┌──

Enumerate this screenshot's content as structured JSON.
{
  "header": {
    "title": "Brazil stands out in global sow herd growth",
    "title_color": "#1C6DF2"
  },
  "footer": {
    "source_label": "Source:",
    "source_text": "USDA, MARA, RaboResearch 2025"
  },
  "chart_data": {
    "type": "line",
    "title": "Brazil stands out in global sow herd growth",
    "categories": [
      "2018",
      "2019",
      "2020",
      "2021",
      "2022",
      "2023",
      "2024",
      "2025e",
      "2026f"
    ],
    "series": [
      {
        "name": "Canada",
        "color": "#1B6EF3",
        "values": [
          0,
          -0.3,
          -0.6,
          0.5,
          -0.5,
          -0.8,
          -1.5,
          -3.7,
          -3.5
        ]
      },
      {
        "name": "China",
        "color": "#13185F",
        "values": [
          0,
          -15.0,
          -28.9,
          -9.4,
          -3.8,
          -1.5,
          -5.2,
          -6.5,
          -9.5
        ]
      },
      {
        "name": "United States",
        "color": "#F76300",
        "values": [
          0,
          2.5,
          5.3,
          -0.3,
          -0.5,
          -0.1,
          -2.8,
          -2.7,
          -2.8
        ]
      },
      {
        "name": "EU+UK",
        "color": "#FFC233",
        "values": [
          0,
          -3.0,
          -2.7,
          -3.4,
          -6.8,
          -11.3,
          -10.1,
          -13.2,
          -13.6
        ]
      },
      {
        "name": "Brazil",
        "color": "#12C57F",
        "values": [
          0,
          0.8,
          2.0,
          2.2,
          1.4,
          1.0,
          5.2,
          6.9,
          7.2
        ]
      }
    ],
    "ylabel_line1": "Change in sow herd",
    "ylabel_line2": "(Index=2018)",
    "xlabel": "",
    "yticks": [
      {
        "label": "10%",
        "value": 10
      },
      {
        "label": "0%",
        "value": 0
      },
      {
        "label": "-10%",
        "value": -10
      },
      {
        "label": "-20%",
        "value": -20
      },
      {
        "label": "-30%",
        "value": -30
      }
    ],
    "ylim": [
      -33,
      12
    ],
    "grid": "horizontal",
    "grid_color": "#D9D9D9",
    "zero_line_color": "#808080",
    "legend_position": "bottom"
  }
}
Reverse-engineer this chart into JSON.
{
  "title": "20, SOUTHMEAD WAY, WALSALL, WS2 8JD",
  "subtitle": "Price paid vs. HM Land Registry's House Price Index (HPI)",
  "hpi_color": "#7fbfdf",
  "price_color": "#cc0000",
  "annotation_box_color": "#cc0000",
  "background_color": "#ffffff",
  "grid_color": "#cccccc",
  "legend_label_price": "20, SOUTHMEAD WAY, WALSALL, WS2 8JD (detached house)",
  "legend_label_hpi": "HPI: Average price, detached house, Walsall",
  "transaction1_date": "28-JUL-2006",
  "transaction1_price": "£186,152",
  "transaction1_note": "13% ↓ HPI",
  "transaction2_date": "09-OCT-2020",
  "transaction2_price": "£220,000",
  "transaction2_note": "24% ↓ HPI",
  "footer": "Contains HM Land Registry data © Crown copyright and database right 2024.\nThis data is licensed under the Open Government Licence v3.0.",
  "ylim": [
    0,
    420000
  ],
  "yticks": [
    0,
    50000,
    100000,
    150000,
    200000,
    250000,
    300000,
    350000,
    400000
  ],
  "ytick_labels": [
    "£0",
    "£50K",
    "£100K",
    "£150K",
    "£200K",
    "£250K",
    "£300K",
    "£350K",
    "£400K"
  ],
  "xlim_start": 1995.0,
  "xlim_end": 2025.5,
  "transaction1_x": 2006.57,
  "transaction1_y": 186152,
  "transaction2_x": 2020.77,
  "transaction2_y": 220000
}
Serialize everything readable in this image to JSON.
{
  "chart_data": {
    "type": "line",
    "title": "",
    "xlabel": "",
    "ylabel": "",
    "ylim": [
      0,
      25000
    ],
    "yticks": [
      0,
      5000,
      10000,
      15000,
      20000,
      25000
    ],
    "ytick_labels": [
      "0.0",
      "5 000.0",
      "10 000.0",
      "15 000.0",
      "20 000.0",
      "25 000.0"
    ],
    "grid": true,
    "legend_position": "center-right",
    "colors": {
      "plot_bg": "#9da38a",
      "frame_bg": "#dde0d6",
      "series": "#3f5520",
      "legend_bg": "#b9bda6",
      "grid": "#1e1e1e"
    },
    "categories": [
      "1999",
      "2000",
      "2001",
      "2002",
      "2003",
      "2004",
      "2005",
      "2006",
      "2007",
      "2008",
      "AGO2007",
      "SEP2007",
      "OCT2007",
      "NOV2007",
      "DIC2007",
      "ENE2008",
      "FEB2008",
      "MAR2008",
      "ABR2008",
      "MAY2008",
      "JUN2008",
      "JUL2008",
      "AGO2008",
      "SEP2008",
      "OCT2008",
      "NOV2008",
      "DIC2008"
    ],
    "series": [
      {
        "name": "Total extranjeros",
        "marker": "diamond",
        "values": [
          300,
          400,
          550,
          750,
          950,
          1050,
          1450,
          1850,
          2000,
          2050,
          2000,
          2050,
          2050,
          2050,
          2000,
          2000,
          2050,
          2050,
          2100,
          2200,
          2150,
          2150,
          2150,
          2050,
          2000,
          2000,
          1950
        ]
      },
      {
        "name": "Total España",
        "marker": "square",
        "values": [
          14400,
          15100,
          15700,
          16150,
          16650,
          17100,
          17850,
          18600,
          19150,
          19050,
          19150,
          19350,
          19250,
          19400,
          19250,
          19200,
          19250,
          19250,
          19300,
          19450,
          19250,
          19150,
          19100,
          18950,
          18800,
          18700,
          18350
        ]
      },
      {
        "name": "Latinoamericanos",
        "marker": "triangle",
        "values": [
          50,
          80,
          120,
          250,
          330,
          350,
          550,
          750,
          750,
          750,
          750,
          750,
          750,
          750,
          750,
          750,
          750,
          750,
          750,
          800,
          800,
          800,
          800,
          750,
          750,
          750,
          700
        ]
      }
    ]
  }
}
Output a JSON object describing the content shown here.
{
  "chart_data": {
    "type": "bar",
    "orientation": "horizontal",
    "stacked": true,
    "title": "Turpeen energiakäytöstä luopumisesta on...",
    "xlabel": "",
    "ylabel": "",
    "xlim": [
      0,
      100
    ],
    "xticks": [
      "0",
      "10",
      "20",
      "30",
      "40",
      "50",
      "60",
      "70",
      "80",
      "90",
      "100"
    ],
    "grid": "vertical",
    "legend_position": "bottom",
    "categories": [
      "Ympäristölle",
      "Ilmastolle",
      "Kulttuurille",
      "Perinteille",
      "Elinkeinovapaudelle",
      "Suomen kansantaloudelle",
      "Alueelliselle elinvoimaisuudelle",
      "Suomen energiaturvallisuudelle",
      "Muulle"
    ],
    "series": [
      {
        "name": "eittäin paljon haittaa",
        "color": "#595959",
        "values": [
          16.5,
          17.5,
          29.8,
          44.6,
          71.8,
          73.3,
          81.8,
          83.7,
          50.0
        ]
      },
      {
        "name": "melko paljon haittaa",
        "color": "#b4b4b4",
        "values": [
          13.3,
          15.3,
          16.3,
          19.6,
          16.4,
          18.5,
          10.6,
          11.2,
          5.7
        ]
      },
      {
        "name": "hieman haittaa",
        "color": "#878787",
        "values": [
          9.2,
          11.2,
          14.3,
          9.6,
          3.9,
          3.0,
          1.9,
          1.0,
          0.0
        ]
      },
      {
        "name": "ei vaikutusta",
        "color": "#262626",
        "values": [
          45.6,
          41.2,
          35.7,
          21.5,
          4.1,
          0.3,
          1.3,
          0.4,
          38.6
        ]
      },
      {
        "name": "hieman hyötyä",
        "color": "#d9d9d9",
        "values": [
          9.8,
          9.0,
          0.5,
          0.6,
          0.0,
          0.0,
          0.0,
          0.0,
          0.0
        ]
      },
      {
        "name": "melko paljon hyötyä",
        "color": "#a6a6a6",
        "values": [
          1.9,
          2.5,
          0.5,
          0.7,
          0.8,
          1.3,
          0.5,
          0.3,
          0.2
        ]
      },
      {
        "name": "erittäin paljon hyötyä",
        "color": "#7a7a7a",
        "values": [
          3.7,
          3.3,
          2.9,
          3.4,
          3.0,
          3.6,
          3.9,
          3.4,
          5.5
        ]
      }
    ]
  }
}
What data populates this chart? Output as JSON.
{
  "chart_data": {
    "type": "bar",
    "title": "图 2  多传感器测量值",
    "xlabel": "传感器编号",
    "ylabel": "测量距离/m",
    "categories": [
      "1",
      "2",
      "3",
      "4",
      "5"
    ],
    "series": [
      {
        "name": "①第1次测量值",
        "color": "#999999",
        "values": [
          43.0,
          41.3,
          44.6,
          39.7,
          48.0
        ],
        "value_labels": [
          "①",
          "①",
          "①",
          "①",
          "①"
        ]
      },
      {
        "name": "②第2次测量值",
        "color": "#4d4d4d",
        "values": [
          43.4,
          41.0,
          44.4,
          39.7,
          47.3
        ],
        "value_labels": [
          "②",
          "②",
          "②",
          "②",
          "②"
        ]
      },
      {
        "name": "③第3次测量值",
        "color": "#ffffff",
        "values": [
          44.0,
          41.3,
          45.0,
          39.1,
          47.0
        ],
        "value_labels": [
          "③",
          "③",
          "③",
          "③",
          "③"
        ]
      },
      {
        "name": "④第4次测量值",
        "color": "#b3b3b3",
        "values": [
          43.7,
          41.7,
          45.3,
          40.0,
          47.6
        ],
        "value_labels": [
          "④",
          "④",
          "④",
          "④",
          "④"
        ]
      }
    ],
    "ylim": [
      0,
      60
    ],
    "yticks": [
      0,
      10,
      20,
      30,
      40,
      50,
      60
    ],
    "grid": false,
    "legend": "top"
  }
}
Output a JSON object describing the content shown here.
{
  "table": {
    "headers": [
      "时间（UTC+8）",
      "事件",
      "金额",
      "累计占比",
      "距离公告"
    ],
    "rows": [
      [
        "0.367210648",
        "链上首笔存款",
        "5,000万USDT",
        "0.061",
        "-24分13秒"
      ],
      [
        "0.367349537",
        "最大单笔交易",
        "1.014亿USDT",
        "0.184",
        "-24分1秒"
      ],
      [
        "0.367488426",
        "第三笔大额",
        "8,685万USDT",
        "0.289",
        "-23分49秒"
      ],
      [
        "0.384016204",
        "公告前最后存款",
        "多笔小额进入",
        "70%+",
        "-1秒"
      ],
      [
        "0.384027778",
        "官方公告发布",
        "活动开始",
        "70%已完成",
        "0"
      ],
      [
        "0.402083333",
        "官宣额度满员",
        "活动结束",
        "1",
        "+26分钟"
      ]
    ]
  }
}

└──

- WHAT THIS TASK INVOLVES
List all lines from the entries that include the word "paljon".

- TASK ANSWER
        "name": "eittäin paljon haittaa",
        "name": "melko paljon haittaa",
        "name": "melko paljon hyötyä",
        "name": "erittäin paljon hyötyä",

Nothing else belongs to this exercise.